▶ Task statement:
Read the lines below and count those that have the word "value". Respond with the number only.

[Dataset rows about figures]
----------
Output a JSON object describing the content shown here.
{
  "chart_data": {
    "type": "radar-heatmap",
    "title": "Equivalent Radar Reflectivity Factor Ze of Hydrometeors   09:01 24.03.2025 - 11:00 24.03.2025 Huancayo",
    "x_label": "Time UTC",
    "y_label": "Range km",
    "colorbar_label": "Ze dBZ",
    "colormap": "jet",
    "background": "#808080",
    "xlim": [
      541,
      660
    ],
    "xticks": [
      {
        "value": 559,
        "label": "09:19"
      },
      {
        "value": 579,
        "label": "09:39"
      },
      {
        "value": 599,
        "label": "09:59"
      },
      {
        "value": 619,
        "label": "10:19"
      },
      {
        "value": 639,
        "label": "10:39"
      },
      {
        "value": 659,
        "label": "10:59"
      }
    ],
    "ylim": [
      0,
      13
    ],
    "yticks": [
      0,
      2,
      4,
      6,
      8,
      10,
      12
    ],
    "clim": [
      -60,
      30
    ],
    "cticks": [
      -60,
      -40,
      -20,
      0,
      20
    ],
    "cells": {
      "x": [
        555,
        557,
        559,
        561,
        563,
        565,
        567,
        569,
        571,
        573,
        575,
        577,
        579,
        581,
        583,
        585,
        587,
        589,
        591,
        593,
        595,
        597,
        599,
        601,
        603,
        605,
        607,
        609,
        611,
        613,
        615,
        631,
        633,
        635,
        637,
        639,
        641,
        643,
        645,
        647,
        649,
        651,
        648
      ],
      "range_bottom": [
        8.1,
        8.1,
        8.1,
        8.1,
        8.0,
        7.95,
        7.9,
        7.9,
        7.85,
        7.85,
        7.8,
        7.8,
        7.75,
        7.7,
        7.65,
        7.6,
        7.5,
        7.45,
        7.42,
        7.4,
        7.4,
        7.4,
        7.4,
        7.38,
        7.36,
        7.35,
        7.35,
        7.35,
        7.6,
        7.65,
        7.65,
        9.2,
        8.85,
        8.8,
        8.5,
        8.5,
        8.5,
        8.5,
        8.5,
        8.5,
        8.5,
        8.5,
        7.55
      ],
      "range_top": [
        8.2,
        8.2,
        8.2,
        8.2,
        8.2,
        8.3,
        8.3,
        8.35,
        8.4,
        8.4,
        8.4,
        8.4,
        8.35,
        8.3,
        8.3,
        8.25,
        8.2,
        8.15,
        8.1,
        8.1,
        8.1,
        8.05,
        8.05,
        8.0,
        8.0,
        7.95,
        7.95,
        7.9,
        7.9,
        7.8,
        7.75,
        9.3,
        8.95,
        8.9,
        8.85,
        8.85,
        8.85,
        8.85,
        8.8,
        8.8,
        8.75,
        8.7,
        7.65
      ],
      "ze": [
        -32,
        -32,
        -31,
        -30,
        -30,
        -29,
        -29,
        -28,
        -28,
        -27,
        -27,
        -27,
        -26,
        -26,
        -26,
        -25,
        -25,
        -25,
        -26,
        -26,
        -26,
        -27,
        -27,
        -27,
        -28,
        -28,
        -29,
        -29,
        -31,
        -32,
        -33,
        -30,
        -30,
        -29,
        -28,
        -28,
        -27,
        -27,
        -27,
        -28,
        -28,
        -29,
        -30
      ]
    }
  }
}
----------
▶ Solution for this exercise:
6